What the task asks
Copy each line in which the string "true" occurs.

Stored entries
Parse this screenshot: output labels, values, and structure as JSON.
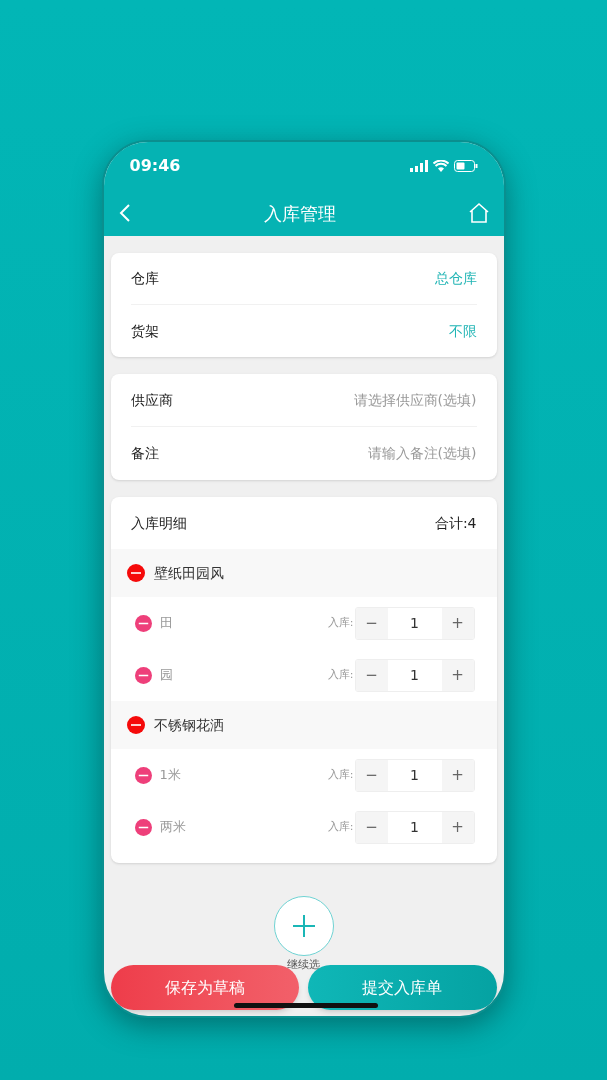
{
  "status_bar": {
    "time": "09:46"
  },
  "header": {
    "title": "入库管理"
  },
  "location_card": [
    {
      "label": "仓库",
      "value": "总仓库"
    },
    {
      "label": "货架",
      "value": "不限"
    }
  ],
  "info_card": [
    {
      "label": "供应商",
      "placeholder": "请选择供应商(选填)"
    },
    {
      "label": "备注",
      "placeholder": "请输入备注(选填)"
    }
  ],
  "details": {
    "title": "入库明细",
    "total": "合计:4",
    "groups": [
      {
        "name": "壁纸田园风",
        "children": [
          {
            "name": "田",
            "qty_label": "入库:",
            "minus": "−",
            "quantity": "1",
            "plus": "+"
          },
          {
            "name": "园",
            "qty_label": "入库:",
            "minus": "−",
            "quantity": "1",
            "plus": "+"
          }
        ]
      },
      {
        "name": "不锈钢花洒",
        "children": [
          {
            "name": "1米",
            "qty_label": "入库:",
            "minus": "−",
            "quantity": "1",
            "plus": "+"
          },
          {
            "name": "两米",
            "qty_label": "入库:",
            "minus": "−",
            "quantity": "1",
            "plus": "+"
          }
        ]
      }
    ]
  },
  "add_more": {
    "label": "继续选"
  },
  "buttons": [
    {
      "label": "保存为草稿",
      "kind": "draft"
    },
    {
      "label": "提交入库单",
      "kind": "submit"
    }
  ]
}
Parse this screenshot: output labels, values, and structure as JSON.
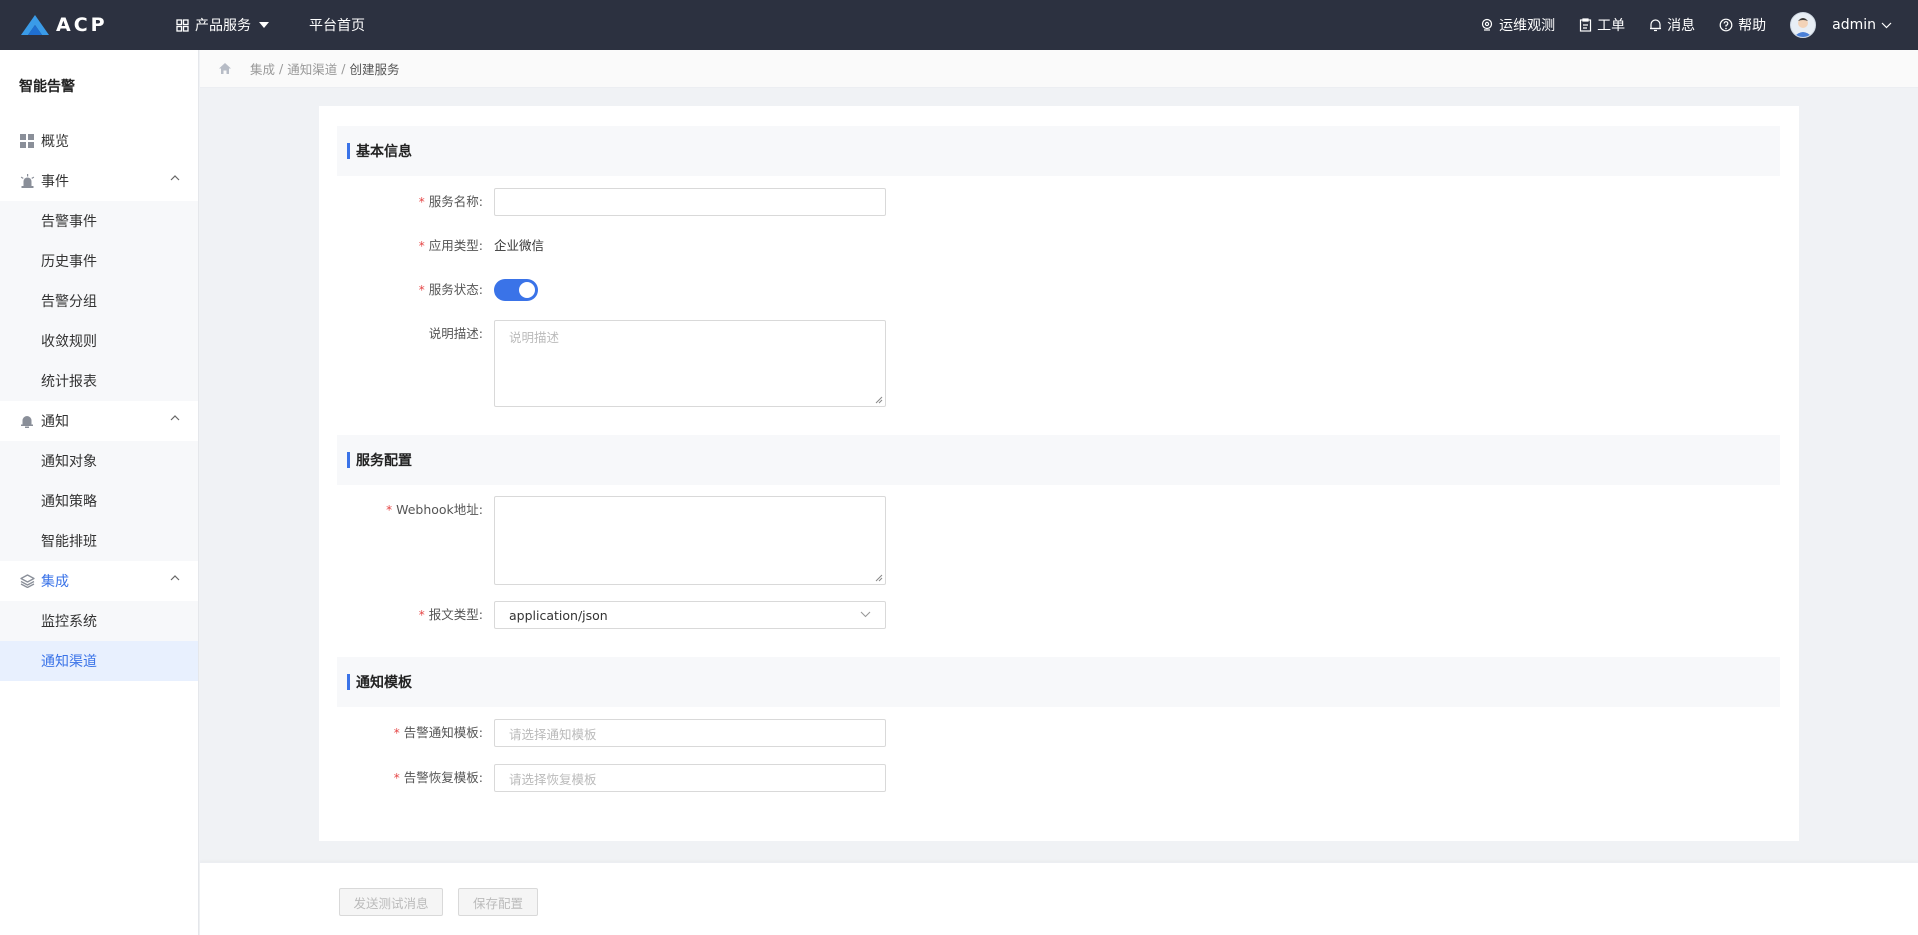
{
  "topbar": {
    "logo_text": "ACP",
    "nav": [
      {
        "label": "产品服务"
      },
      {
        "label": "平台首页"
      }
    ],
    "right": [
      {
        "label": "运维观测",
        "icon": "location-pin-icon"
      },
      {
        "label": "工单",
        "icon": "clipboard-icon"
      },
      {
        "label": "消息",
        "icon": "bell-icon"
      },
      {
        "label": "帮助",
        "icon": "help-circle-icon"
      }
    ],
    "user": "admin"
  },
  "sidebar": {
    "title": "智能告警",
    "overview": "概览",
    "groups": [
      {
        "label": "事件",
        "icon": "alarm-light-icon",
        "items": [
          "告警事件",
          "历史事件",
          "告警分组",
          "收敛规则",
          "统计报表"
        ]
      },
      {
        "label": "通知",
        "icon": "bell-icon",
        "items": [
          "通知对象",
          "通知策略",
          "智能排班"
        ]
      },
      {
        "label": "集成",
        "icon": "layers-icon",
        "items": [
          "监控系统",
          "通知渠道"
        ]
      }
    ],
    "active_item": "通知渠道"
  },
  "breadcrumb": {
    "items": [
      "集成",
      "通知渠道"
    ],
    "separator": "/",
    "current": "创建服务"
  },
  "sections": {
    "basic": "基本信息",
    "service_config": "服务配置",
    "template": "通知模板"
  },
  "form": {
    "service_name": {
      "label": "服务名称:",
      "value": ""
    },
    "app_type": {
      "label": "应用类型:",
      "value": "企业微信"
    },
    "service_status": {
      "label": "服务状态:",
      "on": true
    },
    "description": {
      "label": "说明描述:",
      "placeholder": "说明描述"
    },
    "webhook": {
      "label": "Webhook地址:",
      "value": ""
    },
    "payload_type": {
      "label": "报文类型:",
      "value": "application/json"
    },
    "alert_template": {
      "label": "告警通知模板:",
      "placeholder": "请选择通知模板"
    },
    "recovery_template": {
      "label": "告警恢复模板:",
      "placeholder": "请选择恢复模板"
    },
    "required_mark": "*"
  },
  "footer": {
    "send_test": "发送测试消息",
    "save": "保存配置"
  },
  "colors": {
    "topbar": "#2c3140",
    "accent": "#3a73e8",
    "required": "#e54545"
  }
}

* * *

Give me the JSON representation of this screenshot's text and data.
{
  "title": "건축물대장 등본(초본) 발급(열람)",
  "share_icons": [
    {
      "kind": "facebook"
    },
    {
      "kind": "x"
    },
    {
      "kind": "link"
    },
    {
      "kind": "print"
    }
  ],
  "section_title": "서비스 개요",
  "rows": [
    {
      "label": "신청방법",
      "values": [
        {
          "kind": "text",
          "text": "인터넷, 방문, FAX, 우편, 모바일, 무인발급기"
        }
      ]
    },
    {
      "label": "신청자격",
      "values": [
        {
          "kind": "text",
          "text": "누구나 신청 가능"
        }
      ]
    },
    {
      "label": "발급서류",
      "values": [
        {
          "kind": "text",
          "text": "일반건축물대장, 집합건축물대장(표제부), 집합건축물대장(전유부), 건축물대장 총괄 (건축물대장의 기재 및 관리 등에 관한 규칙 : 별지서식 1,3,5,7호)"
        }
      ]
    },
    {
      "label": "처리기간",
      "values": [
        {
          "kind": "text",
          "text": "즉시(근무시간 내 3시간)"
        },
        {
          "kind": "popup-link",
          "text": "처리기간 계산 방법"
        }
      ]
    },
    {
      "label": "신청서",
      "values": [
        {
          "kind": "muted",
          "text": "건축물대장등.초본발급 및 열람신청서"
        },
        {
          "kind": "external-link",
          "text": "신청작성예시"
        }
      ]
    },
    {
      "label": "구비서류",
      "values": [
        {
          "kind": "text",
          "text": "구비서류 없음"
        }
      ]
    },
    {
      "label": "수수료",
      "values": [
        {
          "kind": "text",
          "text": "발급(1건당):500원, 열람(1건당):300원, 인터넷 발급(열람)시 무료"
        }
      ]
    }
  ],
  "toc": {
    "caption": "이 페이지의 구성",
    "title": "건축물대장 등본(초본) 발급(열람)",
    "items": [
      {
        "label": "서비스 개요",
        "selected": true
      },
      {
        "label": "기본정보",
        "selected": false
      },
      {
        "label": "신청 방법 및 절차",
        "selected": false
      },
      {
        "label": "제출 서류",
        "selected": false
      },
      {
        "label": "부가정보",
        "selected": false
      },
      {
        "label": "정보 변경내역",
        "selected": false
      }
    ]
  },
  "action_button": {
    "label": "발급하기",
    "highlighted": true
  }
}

Reply to the task
      "on": true
        "selected": true
    "highlighted": true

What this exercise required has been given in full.